● **STATED TASK**: Leave the pictures out, and retype all of the material exactly as written.

● **Data records**:
— START —

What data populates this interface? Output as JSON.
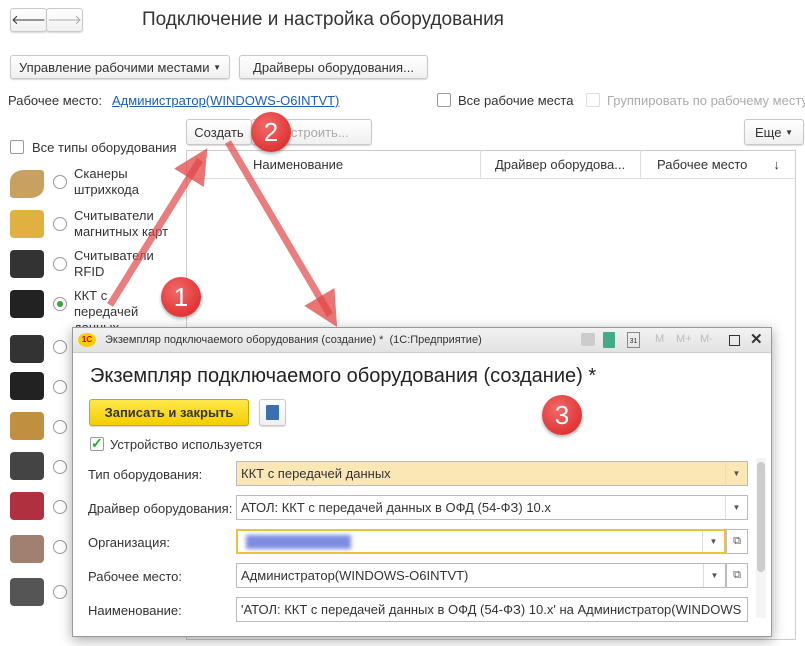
{
  "header": {
    "title": "Подключение и настройка оборудования",
    "back": "🡐",
    "forward": "🡒"
  },
  "toolbar": {
    "workplaces": "Управление рабочими местами",
    "drivers": "Драйверы оборудования..."
  },
  "workplace": {
    "label": "Рабочее место:",
    "value": "Администратор(WINDOWS-O6INTVT)",
    "all": "Все рабочие места",
    "group": "Группировать по рабочему месту"
  },
  "actions": {
    "create": "Создать",
    "configure": "Настроить...",
    "more": "Еще"
  },
  "sidebar": {
    "all_types": "Все типы оборудования",
    "items": [
      {
        "label": "Сканеры штрихкода",
        "color": "#c8a060"
      },
      {
        "label": "Считыватели магнитных карт",
        "color": "#e0b040"
      },
      {
        "label": "Считыватели RFID",
        "color": "#333333"
      },
      {
        "label": "ККТ с передачей данных",
        "color": "#222222",
        "selected": true
      }
    ],
    "more_icons": [
      "#333333",
      "#222222",
      "#c09040",
      "#444444",
      "#b03040",
      "#a08070",
      "#555555"
    ]
  },
  "table": {
    "columns": [
      "Наименование",
      "Драйвер оборудова...",
      "Рабочее место"
    ],
    "sort": "↓"
  },
  "dialog": {
    "window_title": "Экземпляр подключаемого оборудования (создание) *  (1С:Предприятие)",
    "logo": "1С",
    "tools": [
      "M",
      "M+",
      "M-"
    ],
    "heading": "Экземпляр подключаемого оборудования (создание) *",
    "save_close": "Записать и закрыть",
    "in_use": "Устройство используется",
    "fields": [
      {
        "label": "Тип оборудования:",
        "value": "ККТ с передачей данных"
      },
      {
        "label": "Драйвер оборудования:",
        "value": "АТОЛ: ККТ с передачей данных в ОФД (54-ФЗ) 10.x"
      },
      {
        "label": "Организация:",
        "value": ""
      },
      {
        "label": "Рабочее место:",
        "value": "Администратор(WINDOWS-O6INTVT)"
      },
      {
        "label": "Наименование:",
        "value": "'АТОЛ: ККТ с передачей данных в ОФД (54-ФЗ) 10.x' на Администратор(WINDOWS"
      }
    ]
  },
  "badges": [
    "1",
    "2",
    "3"
  ]
}
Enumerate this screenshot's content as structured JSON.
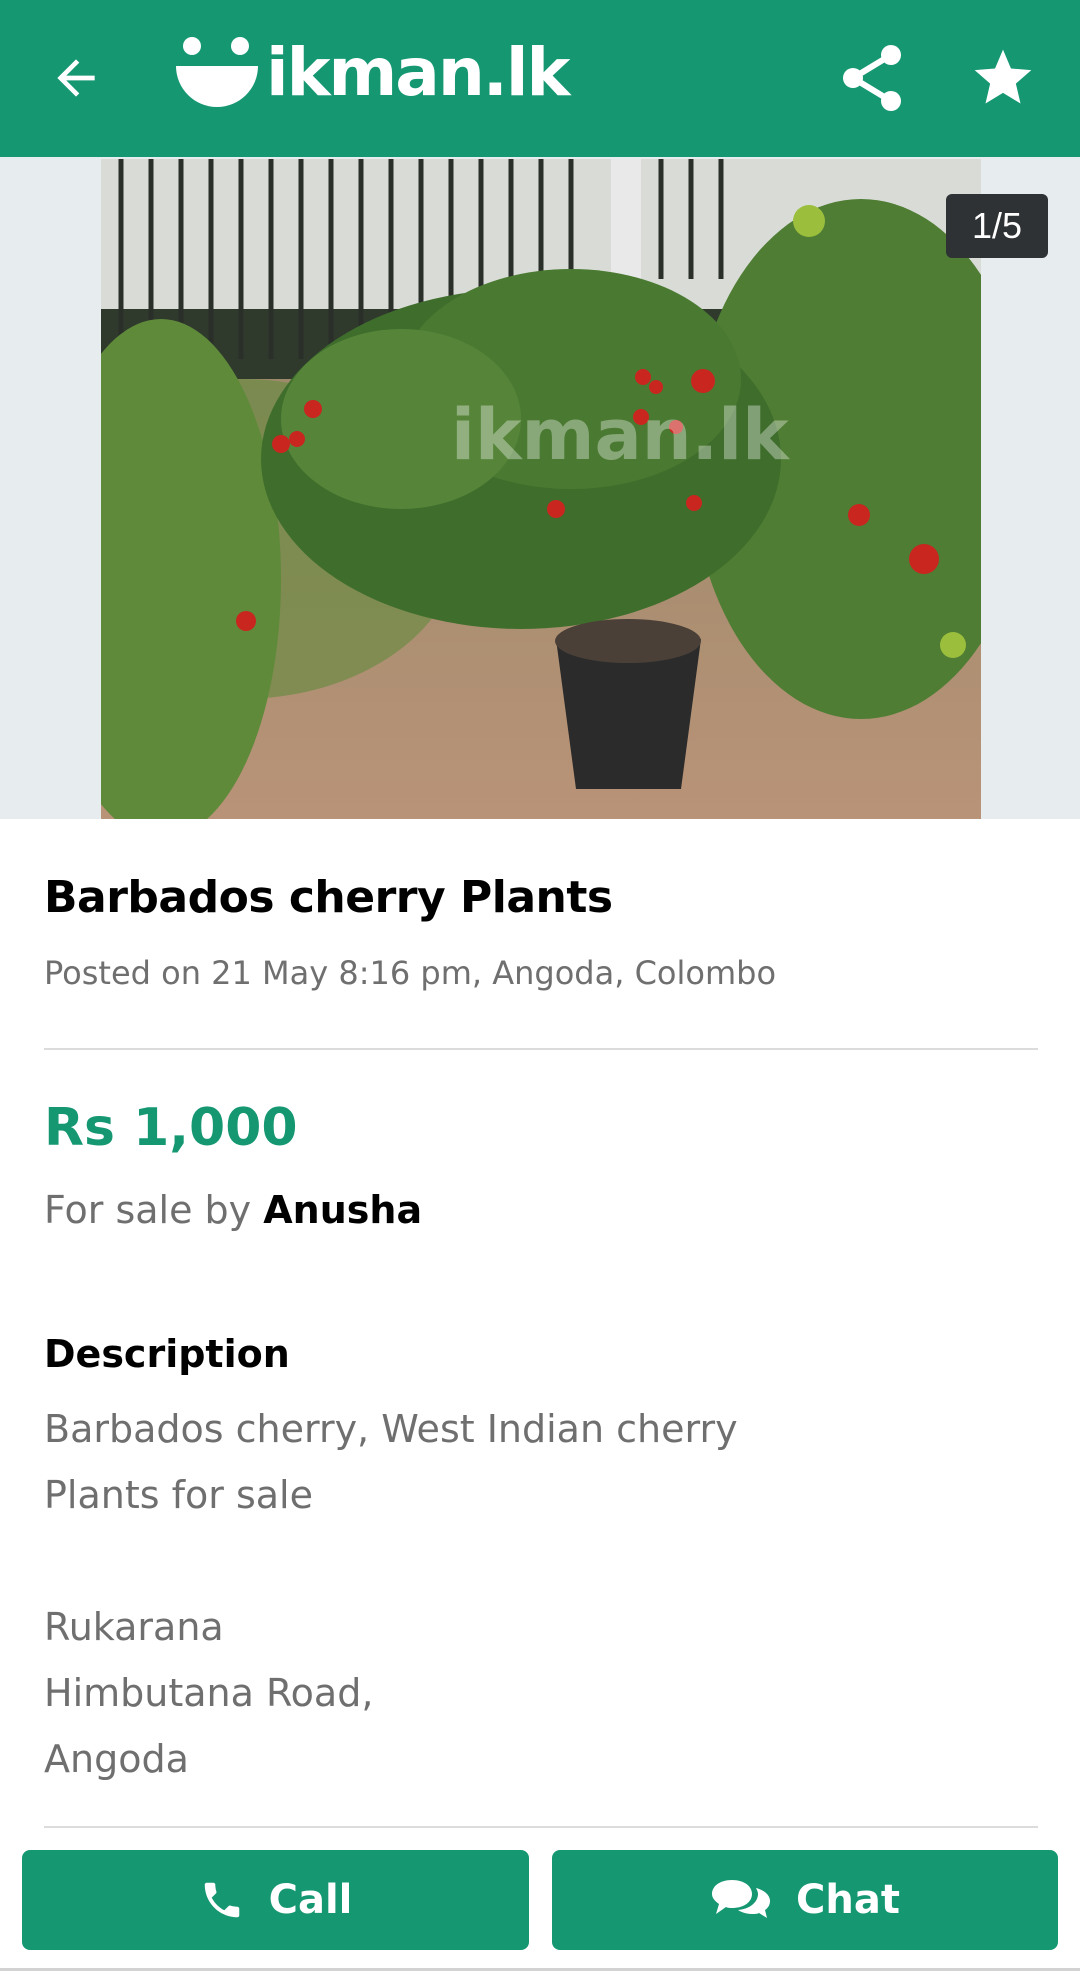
{
  "header": {
    "logo_text": "ikman.lk",
    "brand_color": "#159772",
    "icons": [
      "back-arrow-icon",
      "ikman-logo-icon",
      "share-icon",
      "star-icon"
    ]
  },
  "gallery": {
    "counter": "1/5",
    "watermark": "ikman.lk"
  },
  "ad": {
    "title": "Barbados cherry Plants",
    "posted": "Posted on 21 May 8:16 pm, Angoda, Colombo",
    "price": "Rs 1,000",
    "seller_prefix": "For sale by",
    "seller_name": "Anusha"
  },
  "description": {
    "heading": "Description",
    "lines": [
      "Barbados cherry, West Indian cherry",
      "Plants for sale",
      "",
      "Rukarana",
      "Himbutana Road,",
      "Angoda"
    ]
  },
  "actions": {
    "call_label": "Call",
    "chat_label": "Chat"
  }
}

— END —

● **WRITTEN REPLY**:
What data populates this interface? Output as JSON.
{
  "header": {
    "title": "Подключение и настройка оборудования",
    "back": "🡐",
    "forward": "🡒"
  },
  "toolbar": {
    "workplaces": "Управление рабочими местами",
    "drivers": "Драйверы оборудования..."
  },
  "workplace": {
    "label": "Рабочее место:",
    "value": "Администратор(WINDOWS-O6INTVT)",
    "all": "Все рабочие места",
    "group": "Группировать по рабочему месту"
  },
  "actions": {
    "create": "Создать",
    "configure": "Настроить...",
    "more": "Еще"
  },
  "sidebar": {
    "all_types": "Все типы оборудования",
    "items": [
      {
        "label": "Сканеры штрихкода",
        "color": "#c8a060"
      },
      {
        "label": "Считыватели магнитных карт",
        "color": "#e0b040"
      },
      {
        "label": "Считыватели RFID",
        "color": "#333333"
      },
      {
        "label": "ККТ с передачей данных",
        "color": "#222222",
        "selected": true
      }
    ],
    "more_icons": [
      "#333333",
      "#222222",
      "#c09040",
      "#444444",
      "#b03040",
      "#a08070",
      "#555555"
    ]
  },
  "table": {
    "columns": [
      "Наименование",
      "Драйвер оборудова...",
      "Рабочее место"
    ],
    "sort": "↓"
  },
  "dialog": {
    "window_title": "Экземпляр подключаемого оборудования (создание) *  (1С:Предприятие)",
    "logo": "1С",
    "tools": [
      "M",
      "M+",
      "M-"
    ],
    "heading": "Экземпляр подключаемого оборудования (создание) *",
    "save_close": "Записать и закрыть",
    "in_use": "Устройство используется",
    "fields": [
      {
        "label": "Тип оборудования:",
        "value": "ККТ с передачей данных"
      },
      {
        "label": "Драйвер оборудования:",
        "value": "АТОЛ: ККТ с передачей данных в ОФД (54-ФЗ) 10.x"
      },
      {
        "label": "Организация:",
        "value": ""
      },
      {
        "label": "Рабочее место:",
        "value": "Администратор(WINDOWS-O6INTVT)"
      },
      {
        "label": "Наименование:",
        "value": "'АТОЛ: ККТ с передачей данных в ОФД (54-ФЗ) 10.x' на Администратор(WINDOWS"
      }
    ]
  },
  "badges": [
    "1",
    "2",
    "3"
  ]
}
Enumerate this screenshot's content as structured JSON.
{
  "header": {
    "logo_text": "ikman.lk",
    "brand_color": "#159772",
    "icons": [
      "back-arrow-icon",
      "ikman-logo-icon",
      "share-icon",
      "star-icon"
    ]
  },
  "gallery": {
    "counter": "1/5",
    "watermark": "ikman.lk"
  },
  "ad": {
    "title": "Barbados cherry Plants",
    "posted": "Posted on 21 May 8:16 pm, Angoda, Colombo",
    "price": "Rs 1,000",
    "seller_prefix": "For sale by",
    "seller_name": "Anusha"
  },
  "description": {
    "heading": "Description",
    "lines": [
      "Barbados cherry, West Indian cherry",
      "Plants for sale",
      "",
      "Rukarana",
      "Himbutana Road,",
      "Angoda"
    ]
  },
  "actions": {
    "call_label": "Call",
    "chat_label": "Chat"
  }
}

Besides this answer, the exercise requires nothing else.